Given exercise:
Output every line of the data exactly as it appears.

- - - - -

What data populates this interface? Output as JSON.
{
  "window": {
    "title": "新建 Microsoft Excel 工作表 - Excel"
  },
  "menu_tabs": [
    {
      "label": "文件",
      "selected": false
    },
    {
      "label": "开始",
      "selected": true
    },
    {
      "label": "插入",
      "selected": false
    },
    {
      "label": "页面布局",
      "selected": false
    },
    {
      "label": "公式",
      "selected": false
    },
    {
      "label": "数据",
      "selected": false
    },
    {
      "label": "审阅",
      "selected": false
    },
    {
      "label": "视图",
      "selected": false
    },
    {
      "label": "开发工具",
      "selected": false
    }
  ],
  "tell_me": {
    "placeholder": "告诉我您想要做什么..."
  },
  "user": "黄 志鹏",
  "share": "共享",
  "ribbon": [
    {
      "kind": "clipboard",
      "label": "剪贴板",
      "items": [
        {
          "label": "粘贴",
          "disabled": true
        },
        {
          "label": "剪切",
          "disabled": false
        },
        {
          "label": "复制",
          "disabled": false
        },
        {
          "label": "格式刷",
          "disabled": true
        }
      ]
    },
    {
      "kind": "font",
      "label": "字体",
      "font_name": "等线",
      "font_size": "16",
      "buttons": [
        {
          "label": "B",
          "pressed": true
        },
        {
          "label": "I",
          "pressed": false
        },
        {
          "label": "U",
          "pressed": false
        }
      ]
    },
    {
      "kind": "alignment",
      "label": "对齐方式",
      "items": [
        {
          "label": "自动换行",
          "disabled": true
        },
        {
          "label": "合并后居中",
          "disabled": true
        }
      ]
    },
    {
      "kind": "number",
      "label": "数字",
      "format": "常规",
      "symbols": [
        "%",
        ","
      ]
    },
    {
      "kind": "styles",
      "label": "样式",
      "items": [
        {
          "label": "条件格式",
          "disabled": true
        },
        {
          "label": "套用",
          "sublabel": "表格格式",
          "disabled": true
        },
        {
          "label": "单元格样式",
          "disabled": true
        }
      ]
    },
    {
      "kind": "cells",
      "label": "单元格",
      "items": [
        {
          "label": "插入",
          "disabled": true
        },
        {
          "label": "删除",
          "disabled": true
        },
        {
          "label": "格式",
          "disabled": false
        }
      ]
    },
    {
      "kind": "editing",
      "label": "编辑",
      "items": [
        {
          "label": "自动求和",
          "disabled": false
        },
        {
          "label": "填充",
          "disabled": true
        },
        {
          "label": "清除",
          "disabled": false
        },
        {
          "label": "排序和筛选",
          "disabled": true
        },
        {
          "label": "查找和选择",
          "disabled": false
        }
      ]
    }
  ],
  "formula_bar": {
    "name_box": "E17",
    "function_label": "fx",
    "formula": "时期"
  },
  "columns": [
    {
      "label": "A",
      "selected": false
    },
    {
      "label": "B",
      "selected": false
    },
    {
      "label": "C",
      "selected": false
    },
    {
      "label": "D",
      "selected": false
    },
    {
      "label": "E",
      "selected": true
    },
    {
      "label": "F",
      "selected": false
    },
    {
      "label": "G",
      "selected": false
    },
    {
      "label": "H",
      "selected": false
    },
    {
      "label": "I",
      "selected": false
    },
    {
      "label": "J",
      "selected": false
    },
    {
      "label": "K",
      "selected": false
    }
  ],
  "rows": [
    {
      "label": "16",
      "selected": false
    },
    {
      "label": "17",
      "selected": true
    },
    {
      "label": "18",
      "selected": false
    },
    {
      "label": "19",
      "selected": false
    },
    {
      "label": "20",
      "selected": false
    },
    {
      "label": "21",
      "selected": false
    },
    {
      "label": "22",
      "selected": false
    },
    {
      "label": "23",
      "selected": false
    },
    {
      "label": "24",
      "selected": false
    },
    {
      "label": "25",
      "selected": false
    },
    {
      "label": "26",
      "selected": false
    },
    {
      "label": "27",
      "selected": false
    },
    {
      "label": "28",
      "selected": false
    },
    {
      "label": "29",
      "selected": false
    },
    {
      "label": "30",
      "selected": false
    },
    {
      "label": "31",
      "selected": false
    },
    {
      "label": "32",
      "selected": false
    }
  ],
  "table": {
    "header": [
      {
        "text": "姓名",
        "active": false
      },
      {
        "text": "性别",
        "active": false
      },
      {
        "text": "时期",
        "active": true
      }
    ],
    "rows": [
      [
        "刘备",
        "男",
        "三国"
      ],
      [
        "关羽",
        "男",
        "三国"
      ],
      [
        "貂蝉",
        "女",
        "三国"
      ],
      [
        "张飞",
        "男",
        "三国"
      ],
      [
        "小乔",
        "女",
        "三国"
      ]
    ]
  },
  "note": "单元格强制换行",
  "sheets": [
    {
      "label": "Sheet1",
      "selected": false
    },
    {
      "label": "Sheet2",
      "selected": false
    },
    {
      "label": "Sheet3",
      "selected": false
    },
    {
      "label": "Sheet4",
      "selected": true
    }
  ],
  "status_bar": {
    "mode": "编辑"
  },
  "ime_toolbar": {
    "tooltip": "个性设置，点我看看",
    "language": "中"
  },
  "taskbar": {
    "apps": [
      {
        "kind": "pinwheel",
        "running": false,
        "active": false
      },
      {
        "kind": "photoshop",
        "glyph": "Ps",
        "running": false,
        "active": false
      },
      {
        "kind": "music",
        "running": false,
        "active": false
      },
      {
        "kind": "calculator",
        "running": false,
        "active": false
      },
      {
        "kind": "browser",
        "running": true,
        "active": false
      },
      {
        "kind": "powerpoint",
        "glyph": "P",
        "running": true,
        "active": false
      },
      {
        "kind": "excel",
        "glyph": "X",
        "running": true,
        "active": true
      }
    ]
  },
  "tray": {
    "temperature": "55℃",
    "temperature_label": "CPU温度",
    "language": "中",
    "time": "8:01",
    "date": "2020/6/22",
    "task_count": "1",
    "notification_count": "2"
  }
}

- - - - -

Response to this task:
What data populates this interface? Output as JSON.
{
  "window": {
    "title": "新建 Microsoft Excel 工作表 - Excel"
  },
  "menu_tabs": [
    {
      "label": "文件",
      "selected": false
    },
    {
      "label": "开始",
      "selected": true
    },
    {
      "label": "插入",
      "selected": false
    },
    {
      "label": "页面布局",
      "selected": false
    },
    {
      "label": "公式",
      "selected": false
    },
    {
      "label": "数据",
      "selected": false
    },
    {
      "label": "审阅",
      "selected": false
    },
    {
      "label": "视图",
      "selected": false
    },
    {
      "label": "开发工具",
      "selected": false
    }
  ],
  "tell_me": {
    "placeholder": "告诉我您想要做什么..."
  },
  "user": "黄 志鹏",
  "share": "共享",
  "ribbon": [
    {
      "kind": "clipboard",
      "label": "剪贴板",
      "items": [
        {
          "label": "粘贴",
          "disabled": true
        },
        {
          "label": "剪切",
          "disabled": false
        },
        {
          "label": "复制",
          "disabled": false
        },
        {
          "label": "格式刷",
          "disabled": true
        }
      ]
    },
    {
      "kind": "font",
      "label": "字体",
      "font_name": "等线",
      "font_size": "16",
      "buttons": [
        {
          "label": "B",
          "pressed": true
        },
        {
          "label": "I",
          "pressed": false
        },
        {
          "label": "U",
          "pressed": false
        }
      ]
    },
    {
      "kind": "alignment",
      "label": "对齐方式",
      "items": [
        {
          "label": "自动换行",
          "disabled": true
        },
        {
          "label": "合并后居中",
          "disabled": true
        }
      ]
    },
    {
      "kind": "number",
      "label": "数字",
      "format": "常规",
      "symbols": [
        "%",
        ","
      ]
    },
    {
      "kind": "styles",
      "label": "样式",
      "items": [
        {
          "label": "条件格式",
          "disabled": true
        },
        {
          "label": "套用",
          "sublabel": "表格格式",
          "disabled": true
        },
        {
          "label": "单元格样式",
          "disabled": true
        }
      ]
    },
    {
      "kind": "cells",
      "label": "单元格",
      "items": [
        {
          "label": "插入",
          "disabled": true
        },
        {
          "label": "删除",
          "disabled": true
        },
        {
          "label": "格式",
          "disabled": false
        }
      ]
    },
    {
      "kind": "editing",
      "label": "编辑",
      "items": [
        {
          "label": "自动求和",
          "disabled": false
        },
        {
          "label": "填充",
          "disabled": true
        },
        {
          "label": "清除",
          "disabled": false
        },
        {
          "label": "排序和筛选",
          "disabled": true
        },
        {
          "label": "查找和选择",
          "disabled": false
        }
      ]
    }
  ],
  "formula_bar": {
    "name_box": "E17",
    "function_label": "fx",
    "formula": "时期"
  },
  "columns": [
    {
      "label": "A",
      "selected": false
    },
    {
      "label": "B",
      "selected": false
    },
    {
      "label": "C",
      "selected": false
    },
    {
      "label": "D",
      "selected": false
    },
    {
      "label": "E",
      "selected": true
    },
    {
      "label": "F",
      "selected": false
    },
    {
      "label": "G",
      "selected": false
    },
    {
      "label": "H",
      "selected": false
    },
    {
      "label": "I",
      "selected": false
    },
    {
      "label": "J",
      "selected": false
    },
    {
      "label": "K",
      "selected": false
    }
  ],
  "rows": [
    {
      "label": "16",
      "selected": false
    },
    {
      "label": "17",
      "selected": true
    },
    {
      "label": "18",
      "selected": false
    },
    {
      "label": "19",
      "selected": false
    },
    {
      "label": "20",
      "selected": false
    },
    {
      "label": "21",
      "selected": false
    },
    {
      "label": "22",
      "selected": false
    },
    {
      "label": "23",
      "selected": false
    },
    {
      "label": "24",
      "selected": false
    },
    {
      "label": "25",
      "selected": false
    },
    {
      "label": "26",
      "selected": false
    },
    {
      "label": "27",
      "selected": false
    },
    {
      "label": "28",
      "selected": false
    },
    {
      "label": "29",
      "selected": false
    },
    {
      "label": "30",
      "selected": false
    },
    {
      "label": "31",
      "selected": false
    },
    {
      "label": "32",
      "selected": false
    }
  ],
  "table": {
    "header": [
      {
        "text": "姓名",
        "active": false
      },
      {
        "text": "性别",
        "active": false
      },
      {
        "text": "时期",
        "active": true
      }
    ],
    "rows": [
      [
        "刘备",
        "男",
        "三国"
      ],
      [
        "关羽",
        "男",
        "三国"
      ],
      [
        "貂蝉",
        "女",
        "三国"
      ],
      [
        "张飞",
        "男",
        "三国"
      ],
      [
        "小乔",
        "女",
        "三国"
      ]
    ]
  },
  "note": "单元格强制换行",
  "sheets": [
    {
      "label": "Sheet1",
      "selected": false
    },
    {
      "label": "Sheet2",
      "selected": false
    },
    {
      "label": "Sheet3",
      "selected": false
    },
    {
      "label": "Sheet4",
      "selected": true
    }
  ],
  "status_bar": {
    "mode": "编辑"
  },
  "ime_toolbar": {
    "tooltip": "个性设置，点我看看",
    "language": "中"
  },
  "taskbar": {
    "apps": [
      {
        "kind": "pinwheel",
        "running": false,
        "active": false
      },
      {
        "kind": "photoshop",
        "glyph": "Ps",
        "running": false,
        "active": false
      },
      {
        "kind": "music",
        "running": false,
        "active": false
      },
      {
        "kind": "calculator",
        "running": false,
        "active": false
      },
      {
        "kind": "browser",
        "running": true,
        "active": false
      },
      {
        "kind": "powerpoint",
        "glyph": "P",
        "running": true,
        "active": false
      },
      {
        "kind": "excel",
        "glyph": "X",
        "running": true,
        "active": true
      }
    ]
  },
  "tray": {
    "temperature": "55℃",
    "temperature_label": "CPU温度",
    "language": "中",
    "time": "8:01",
    "date": "2020/6/22",
    "task_count": "1",
    "notification_count": "2"
  }
}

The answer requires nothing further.